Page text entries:

---+---

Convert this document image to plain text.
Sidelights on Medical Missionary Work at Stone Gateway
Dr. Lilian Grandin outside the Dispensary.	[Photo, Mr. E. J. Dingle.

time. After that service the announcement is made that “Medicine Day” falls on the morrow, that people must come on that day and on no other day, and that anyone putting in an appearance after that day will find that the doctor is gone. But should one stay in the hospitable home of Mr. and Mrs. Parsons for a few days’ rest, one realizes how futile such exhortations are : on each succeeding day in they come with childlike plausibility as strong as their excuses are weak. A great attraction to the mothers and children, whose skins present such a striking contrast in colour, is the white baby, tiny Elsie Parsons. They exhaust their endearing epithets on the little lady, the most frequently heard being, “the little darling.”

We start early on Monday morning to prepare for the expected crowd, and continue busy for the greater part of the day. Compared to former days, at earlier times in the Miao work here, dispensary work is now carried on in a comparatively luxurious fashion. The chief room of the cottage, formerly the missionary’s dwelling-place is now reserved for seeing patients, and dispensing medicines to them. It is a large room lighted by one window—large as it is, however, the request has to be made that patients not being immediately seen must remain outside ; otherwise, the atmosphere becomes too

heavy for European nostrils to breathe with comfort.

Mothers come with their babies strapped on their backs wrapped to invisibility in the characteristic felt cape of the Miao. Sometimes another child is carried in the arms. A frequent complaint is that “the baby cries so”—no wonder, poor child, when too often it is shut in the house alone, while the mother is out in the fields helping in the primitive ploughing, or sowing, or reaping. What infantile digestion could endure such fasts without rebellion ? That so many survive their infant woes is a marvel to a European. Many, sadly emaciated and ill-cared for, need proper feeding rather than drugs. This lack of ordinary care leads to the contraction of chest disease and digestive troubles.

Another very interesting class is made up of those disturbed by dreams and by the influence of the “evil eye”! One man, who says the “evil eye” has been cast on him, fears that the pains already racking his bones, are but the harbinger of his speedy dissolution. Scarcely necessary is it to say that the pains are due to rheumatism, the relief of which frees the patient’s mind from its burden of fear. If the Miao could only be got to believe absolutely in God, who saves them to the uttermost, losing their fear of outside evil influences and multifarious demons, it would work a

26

---+---

## About this task
The lines to copy are those above that contain "European".

## Solution below
heavy for European nostrils to breathe with comfort.
Mothers come with their babies strapped on their backs wrapped to invisibility in the characteristic felt cape of the Miao. Sometimes another child is carried in the arms. A frequent complaint is that “the baby cries so”—no wonder, poor child, when too often it is shut in the house alone, while the mother is out in the fields helping in the primitive ploughing, or sowing, or reaping. What infantile digestion could endure such fasts without rebellion ? That so many survive their infant woes is a marvel to a European. Many, sadly emaciated and ill-cared for, need proper feeding rather than drugs. This lack of ordinary care leads to the contraction of chest disease and digestive troubles.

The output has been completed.